Below is a block of data; give all of it again word for word.

[Records from a dataset]

- - -

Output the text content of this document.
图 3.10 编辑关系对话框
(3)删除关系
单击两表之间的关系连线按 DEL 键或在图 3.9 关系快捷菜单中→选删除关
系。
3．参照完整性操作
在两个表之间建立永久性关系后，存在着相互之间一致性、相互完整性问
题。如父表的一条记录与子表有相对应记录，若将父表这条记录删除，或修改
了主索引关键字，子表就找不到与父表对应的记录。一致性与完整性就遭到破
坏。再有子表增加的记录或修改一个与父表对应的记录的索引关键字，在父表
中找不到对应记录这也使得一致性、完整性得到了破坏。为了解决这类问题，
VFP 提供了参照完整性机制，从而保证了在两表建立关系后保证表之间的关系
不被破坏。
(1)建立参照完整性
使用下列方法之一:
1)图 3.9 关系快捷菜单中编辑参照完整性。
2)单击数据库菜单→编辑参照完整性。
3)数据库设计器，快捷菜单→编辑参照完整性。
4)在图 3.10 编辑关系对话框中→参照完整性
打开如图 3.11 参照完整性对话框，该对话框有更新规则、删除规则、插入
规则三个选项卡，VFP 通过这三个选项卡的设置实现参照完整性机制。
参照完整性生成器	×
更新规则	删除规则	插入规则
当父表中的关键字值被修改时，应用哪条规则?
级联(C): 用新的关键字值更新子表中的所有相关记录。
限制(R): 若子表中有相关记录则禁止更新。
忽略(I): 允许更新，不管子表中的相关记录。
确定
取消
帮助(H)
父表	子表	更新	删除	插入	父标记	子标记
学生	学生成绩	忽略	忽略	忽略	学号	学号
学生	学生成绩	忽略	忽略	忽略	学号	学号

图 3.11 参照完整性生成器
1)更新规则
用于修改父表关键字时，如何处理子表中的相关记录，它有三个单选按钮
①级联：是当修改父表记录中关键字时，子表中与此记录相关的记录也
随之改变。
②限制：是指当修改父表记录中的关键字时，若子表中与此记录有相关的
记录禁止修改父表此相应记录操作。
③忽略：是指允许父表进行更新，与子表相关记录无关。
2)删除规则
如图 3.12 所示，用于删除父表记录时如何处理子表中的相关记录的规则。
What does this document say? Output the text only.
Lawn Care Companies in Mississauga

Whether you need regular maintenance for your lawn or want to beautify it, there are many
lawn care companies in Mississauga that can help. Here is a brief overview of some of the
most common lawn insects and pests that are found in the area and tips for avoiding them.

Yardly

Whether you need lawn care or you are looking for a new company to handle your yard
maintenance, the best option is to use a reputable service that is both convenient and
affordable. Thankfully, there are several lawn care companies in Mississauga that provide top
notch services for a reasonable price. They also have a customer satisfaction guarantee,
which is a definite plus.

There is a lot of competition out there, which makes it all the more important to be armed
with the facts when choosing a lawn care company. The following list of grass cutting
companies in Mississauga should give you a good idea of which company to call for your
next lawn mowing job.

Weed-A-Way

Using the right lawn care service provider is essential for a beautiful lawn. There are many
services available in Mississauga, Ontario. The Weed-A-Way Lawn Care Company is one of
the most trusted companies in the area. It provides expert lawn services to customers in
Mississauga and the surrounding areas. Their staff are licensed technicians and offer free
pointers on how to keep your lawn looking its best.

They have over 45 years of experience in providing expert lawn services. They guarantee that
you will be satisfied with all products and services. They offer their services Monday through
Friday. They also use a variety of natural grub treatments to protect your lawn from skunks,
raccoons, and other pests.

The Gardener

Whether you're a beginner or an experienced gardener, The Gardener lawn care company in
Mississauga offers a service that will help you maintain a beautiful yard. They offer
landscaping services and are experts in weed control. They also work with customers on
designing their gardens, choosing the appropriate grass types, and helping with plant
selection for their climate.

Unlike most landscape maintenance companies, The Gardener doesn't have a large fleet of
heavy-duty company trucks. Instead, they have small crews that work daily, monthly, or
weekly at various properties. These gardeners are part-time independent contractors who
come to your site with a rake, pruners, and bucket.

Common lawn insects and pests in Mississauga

- - -

**Solved problem:**
Output the text content of this document.
图 3.10 编辑关系对话框
(3)删除关系
单击两表之间的关系连线按 DEL 键或在图 3.9 关系快捷菜单中→选删除关
系。
3．参照完整性操作
在两个表之间建立永久性关系后，存在着相互之间一致性、相互完整性问
题。如父表的一条记录与子表有相对应记录，若将父表这条记录删除，或修改
了主索引关键字，子表就找不到与父表对应的记录。一致性与完整性就遭到破
坏。再有子表增加的记录或修改一个与父表对应的记录的索引关键字，在父表
中找不到对应记录这也使得一致性、完整性得到了破坏。为了解决这类问题，
VFP 提供了参照完整性机制，从而保证了在两表建立关系后保证表之间的关系
不被破坏。
(1)建立参照完整性
使用下列方法之一:
1)图 3.9 关系快捷菜单中编辑参照完整性。
2)单击数据库菜单→编辑参照完整性。
3)数据库设计器，快捷菜单→编辑参照完整性。
4)在图 3.10 编辑关系对话框中→参照完整性
打开如图 3.11 参照完整性对话框，该对话框有更新规则、删除规则、插入
规则三个选项卡，VFP 通过这三个选项卡的设置实现参照完整性机制。
参照完整性生成器	×
更新规则	删除规则	插入规则
当父表中的关键字值被修改时，应用哪条规则?
级联(C): 用新的关键字值更新子表中的所有相关记录。
限制(R): 若子表中有相关记录则禁止更新。
忽略(I): 允许更新，不管子表中的相关记录。
确定
取消
帮助(H)
父表	子表	更新	删除	插入	父标记	子标记
学生	学生成绩	忽略	忽略	忽略	学号	学号
学生	学生成绩	忽略	忽略	忽略	学号	学号

图 3.11 参照完整性生成器
1)更新规则
用于修改父表关键字时，如何处理子表中的相关记录，它有三个单选按钮
①级联：是当修改父表记录中关键字时，子表中与此记录相关的记录也
随之改变。
②限制：是指当修改父表记录中的关键字时，若子表中与此记录有相关的
记录禁止修改父表此相应记录操作。
③忽略：是指允许父表进行更新，与子表相关记录无关。
2)删除规则
如图 3.12 所示，用于删除父表记录时如何处理子表中的相关记录的规则。
What does this document say? Output the text only.
Lawn Care Companies in Mississauga

Whether you need regular maintenance for your lawn or want to beautify it, there are many
lawn care companies in Mississauga that can help. Here is a brief overview of some of the
most common lawn insects and pests that are found in the area and tips for avoiding them.

Yardly

Whether you need lawn care or you are looking for a new company to handle your yard
maintenance, the best option is to use a reputable service that is both convenient and
affordable. Thankfully, there are several lawn care companies in Mississauga that provide top
notch services for a reasonable price. They also have a customer satisfaction guarantee,
which is a definite plus.

There is a lot of competition out there, which makes it all the more important to be armed
with the facts when choosing a lawn care company. The following list of grass cutting
companies in Mississauga should give you a good idea of which company to call for your
next lawn mowing job.

Weed-A-Way

Using the right lawn care service provider is essential for a beautiful lawn. There are many
services available in Mississauga, Ontario. The Weed-A-Way Lawn Care Company is one of
the most trusted companies in the area. It provides expert lawn services to customers in
Mississauga and the surrounding areas. Their staff are licensed technicians and offer free
pointers on how to keep your lawn looking its best.

They have over 45 years of experience in providing expert lawn services. They guarantee that
you will be satisfied with all products and services. They offer their services Monday through
Friday. They also use a variety of natural grub treatments to protect your lawn from skunks,
raccoons, and other pests.

The Gardener

Whether you're a beginner or an experienced gardener, The Gardener lawn care company in
Mississauga offers a service that will help you maintain a beautiful yard. They offer
landscaping services and are experts in weed control. They also work with customers on
designing their gardens, choosing the appropriate grass types, and helping with plant
selection for their climate.

Unlike most landscape maintenance companies, The Gardener doesn't have a large fleet of
heavy-duty company trucks. Instead, they have small crews that work daily, monthly, or
weekly at various properties. These gardeners are part-time independent contractors who
come to your site with a rake, pruners, and bucket.

Common lawn insects and pests in Mississauga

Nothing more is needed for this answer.